#### [Direction]
Write out all the entries word for word and omit any pictures.

#### [Records provided]
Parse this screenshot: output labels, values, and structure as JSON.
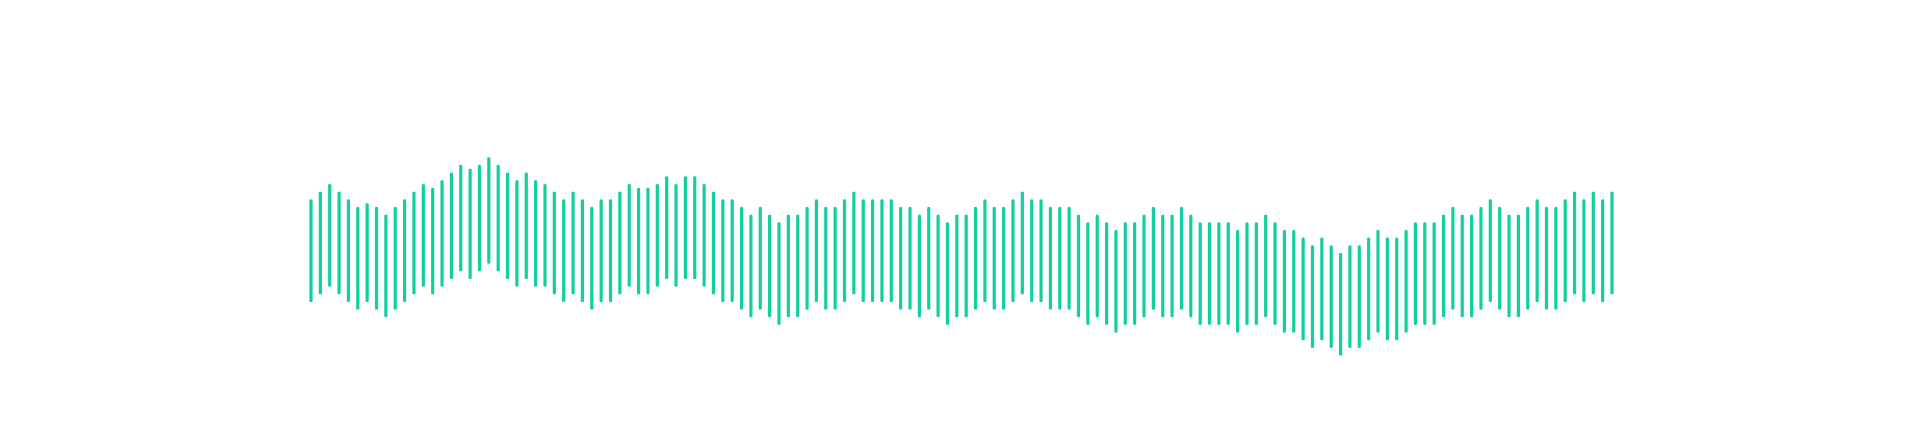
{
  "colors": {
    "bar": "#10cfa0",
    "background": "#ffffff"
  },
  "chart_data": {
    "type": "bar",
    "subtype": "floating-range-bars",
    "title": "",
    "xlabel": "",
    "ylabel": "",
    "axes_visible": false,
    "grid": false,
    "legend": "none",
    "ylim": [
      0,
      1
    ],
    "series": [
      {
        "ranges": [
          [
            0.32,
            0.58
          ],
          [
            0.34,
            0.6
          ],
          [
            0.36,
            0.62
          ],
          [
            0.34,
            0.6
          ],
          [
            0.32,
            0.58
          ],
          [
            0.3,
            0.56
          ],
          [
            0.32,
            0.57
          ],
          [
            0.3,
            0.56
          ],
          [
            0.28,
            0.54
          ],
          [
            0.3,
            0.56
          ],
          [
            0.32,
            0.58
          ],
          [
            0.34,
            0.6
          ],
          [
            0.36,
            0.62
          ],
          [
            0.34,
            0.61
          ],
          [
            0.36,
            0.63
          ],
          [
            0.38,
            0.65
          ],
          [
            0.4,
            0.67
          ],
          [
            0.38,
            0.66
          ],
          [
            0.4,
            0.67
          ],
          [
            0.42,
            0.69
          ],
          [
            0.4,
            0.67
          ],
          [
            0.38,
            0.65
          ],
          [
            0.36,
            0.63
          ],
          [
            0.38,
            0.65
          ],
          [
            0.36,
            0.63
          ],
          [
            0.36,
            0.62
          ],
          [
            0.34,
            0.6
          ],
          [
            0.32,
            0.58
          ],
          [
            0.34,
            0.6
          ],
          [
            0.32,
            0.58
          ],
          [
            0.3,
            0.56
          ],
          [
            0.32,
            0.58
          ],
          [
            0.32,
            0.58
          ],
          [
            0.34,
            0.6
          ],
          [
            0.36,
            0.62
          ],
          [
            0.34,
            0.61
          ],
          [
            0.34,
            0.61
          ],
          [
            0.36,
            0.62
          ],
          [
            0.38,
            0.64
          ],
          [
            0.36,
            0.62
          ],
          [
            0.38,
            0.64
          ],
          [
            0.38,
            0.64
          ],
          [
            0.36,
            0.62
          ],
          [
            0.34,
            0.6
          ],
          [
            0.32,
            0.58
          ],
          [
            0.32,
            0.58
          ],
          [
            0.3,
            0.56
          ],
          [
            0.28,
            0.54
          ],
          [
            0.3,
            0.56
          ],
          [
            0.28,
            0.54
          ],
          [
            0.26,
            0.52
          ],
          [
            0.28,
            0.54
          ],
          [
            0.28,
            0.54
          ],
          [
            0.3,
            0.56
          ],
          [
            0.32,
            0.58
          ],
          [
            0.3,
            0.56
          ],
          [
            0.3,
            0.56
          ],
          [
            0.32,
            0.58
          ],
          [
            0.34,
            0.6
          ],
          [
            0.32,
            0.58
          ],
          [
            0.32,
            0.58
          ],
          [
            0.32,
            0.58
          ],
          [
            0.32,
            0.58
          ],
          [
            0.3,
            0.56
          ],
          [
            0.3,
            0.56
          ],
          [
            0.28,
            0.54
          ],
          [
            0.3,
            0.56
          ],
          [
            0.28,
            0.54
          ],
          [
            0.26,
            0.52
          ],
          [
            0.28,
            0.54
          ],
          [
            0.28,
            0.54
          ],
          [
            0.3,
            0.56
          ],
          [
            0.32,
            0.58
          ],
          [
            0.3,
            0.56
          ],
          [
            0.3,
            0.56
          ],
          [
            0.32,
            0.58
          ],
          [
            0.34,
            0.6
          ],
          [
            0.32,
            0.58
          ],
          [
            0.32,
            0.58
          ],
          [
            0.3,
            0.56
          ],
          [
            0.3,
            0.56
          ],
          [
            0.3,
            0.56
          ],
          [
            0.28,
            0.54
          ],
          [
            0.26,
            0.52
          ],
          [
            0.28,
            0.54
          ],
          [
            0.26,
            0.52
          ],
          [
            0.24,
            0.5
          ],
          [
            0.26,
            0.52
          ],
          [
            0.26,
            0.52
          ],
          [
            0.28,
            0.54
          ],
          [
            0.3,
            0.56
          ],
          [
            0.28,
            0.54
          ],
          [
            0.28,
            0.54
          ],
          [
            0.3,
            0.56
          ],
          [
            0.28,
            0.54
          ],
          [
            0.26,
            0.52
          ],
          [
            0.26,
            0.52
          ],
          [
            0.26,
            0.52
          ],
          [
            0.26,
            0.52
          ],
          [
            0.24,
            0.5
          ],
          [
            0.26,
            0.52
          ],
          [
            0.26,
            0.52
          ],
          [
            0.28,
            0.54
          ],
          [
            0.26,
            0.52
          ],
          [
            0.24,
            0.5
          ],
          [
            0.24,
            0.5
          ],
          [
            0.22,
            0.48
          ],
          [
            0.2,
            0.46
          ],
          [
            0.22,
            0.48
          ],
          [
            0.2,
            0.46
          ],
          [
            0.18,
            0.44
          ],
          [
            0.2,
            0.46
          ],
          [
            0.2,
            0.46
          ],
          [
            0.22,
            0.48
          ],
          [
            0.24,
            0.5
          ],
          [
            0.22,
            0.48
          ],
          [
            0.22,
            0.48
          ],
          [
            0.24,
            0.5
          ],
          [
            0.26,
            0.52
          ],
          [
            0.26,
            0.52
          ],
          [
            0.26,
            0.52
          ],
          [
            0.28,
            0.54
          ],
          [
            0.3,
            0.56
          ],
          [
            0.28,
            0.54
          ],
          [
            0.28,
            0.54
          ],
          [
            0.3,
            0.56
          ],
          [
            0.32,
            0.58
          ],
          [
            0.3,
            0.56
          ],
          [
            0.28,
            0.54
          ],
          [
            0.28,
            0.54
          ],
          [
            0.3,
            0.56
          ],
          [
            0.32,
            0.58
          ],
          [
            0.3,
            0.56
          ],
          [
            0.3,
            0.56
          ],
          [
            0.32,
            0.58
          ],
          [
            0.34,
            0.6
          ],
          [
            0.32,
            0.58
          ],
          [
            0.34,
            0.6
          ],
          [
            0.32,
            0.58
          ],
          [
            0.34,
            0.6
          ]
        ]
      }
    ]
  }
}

#### [Answer to the exercise]
Parse this screenshot: output labels, values, and structure as JSON.
{
  "colors": {
    "bar": "#10cfa0",
    "background": "#ffffff"
  },
  "chart_data": {
    "type": "bar",
    "subtype": "floating-range-bars",
    "title": "",
    "xlabel": "",
    "ylabel": "",
    "axes_visible": false,
    "grid": false,
    "legend": "none",
    "ylim": [
      0,
      1
    ],
    "series": [
      {
        "ranges": [
          [
            0.32,
            0.58
          ],
          [
            0.34,
            0.6
          ],
          [
            0.36,
            0.62
          ],
          [
            0.34,
            0.6
          ],
          [
            0.32,
            0.58
          ],
          [
            0.3,
            0.56
          ],
          [
            0.32,
            0.57
          ],
          [
            0.3,
            0.56
          ],
          [
            0.28,
            0.54
          ],
          [
            0.3,
            0.56
          ],
          [
            0.32,
            0.58
          ],
          [
            0.34,
            0.6
          ],
          [
            0.36,
            0.62
          ],
          [
            0.34,
            0.61
          ],
          [
            0.36,
            0.63
          ],
          [
            0.38,
            0.65
          ],
          [
            0.4,
            0.67
          ],
          [
            0.38,
            0.66
          ],
          [
            0.4,
            0.67
          ],
          [
            0.42,
            0.69
          ],
          [
            0.4,
            0.67
          ],
          [
            0.38,
            0.65
          ],
          [
            0.36,
            0.63
          ],
          [
            0.38,
            0.65
          ],
          [
            0.36,
            0.63
          ],
          [
            0.36,
            0.62
          ],
          [
            0.34,
            0.6
          ],
          [
            0.32,
            0.58
          ],
          [
            0.34,
            0.6
          ],
          [
            0.32,
            0.58
          ],
          [
            0.3,
            0.56
          ],
          [
            0.32,
            0.58
          ],
          [
            0.32,
            0.58
          ],
          [
            0.34,
            0.6
          ],
          [
            0.36,
            0.62
          ],
          [
            0.34,
            0.61
          ],
          [
            0.34,
            0.61
          ],
          [
            0.36,
            0.62
          ],
          [
            0.38,
            0.64
          ],
          [
            0.36,
            0.62
          ],
          [
            0.38,
            0.64
          ],
          [
            0.38,
            0.64
          ],
          [
            0.36,
            0.62
          ],
          [
            0.34,
            0.6
          ],
          [
            0.32,
            0.58
          ],
          [
            0.32,
            0.58
          ],
          [
            0.3,
            0.56
          ],
          [
            0.28,
            0.54
          ],
          [
            0.3,
            0.56
          ],
          [
            0.28,
            0.54
          ],
          [
            0.26,
            0.52
          ],
          [
            0.28,
            0.54
          ],
          [
            0.28,
            0.54
          ],
          [
            0.3,
            0.56
          ],
          [
            0.32,
            0.58
          ],
          [
            0.3,
            0.56
          ],
          [
            0.3,
            0.56
          ],
          [
            0.32,
            0.58
          ],
          [
            0.34,
            0.6
          ],
          [
            0.32,
            0.58
          ],
          [
            0.32,
            0.58
          ],
          [
            0.32,
            0.58
          ],
          [
            0.32,
            0.58
          ],
          [
            0.3,
            0.56
          ],
          [
            0.3,
            0.56
          ],
          [
            0.28,
            0.54
          ],
          [
            0.3,
            0.56
          ],
          [
            0.28,
            0.54
          ],
          [
            0.26,
            0.52
          ],
          [
            0.28,
            0.54
          ],
          [
            0.28,
            0.54
          ],
          [
            0.3,
            0.56
          ],
          [
            0.32,
            0.58
          ],
          [
            0.3,
            0.56
          ],
          [
            0.3,
            0.56
          ],
          [
            0.32,
            0.58
          ],
          [
            0.34,
            0.6
          ],
          [
            0.32,
            0.58
          ],
          [
            0.32,
            0.58
          ],
          [
            0.3,
            0.56
          ],
          [
            0.3,
            0.56
          ],
          [
            0.3,
            0.56
          ],
          [
            0.28,
            0.54
          ],
          [
            0.26,
            0.52
          ],
          [
            0.28,
            0.54
          ],
          [
            0.26,
            0.52
          ],
          [
            0.24,
            0.5
          ],
          [
            0.26,
            0.52
          ],
          [
            0.26,
            0.52
          ],
          [
            0.28,
            0.54
          ],
          [
            0.3,
            0.56
          ],
          [
            0.28,
            0.54
          ],
          [
            0.28,
            0.54
          ],
          [
            0.3,
            0.56
          ],
          [
            0.28,
            0.54
          ],
          [
            0.26,
            0.52
          ],
          [
            0.26,
            0.52
          ],
          [
            0.26,
            0.52
          ],
          [
            0.26,
            0.52
          ],
          [
            0.24,
            0.5
          ],
          [
            0.26,
            0.52
          ],
          [
            0.26,
            0.52
          ],
          [
            0.28,
            0.54
          ],
          [
            0.26,
            0.52
          ],
          [
            0.24,
            0.5
          ],
          [
            0.24,
            0.5
          ],
          [
            0.22,
            0.48
          ],
          [
            0.2,
            0.46
          ],
          [
            0.22,
            0.48
          ],
          [
            0.2,
            0.46
          ],
          [
            0.18,
            0.44
          ],
          [
            0.2,
            0.46
          ],
          [
            0.2,
            0.46
          ],
          [
            0.22,
            0.48
          ],
          [
            0.24,
            0.5
          ],
          [
            0.22,
            0.48
          ],
          [
            0.22,
            0.48
          ],
          [
            0.24,
            0.5
          ],
          [
            0.26,
            0.52
          ],
          [
            0.26,
            0.52
          ],
          [
            0.26,
            0.52
          ],
          [
            0.28,
            0.54
          ],
          [
            0.3,
            0.56
          ],
          [
            0.28,
            0.54
          ],
          [
            0.28,
            0.54
          ],
          [
            0.3,
            0.56
          ],
          [
            0.32,
            0.58
          ],
          [
            0.3,
            0.56
          ],
          [
            0.28,
            0.54
          ],
          [
            0.28,
            0.54
          ],
          [
            0.3,
            0.56
          ],
          [
            0.32,
            0.58
          ],
          [
            0.3,
            0.56
          ],
          [
            0.3,
            0.56
          ],
          [
            0.32,
            0.58
          ],
          [
            0.34,
            0.6
          ],
          [
            0.32,
            0.58
          ],
          [
            0.34,
            0.6
          ],
          [
            0.32,
            0.58
          ],
          [
            0.34,
            0.6
          ]
        ]
      }
    ]
  }
}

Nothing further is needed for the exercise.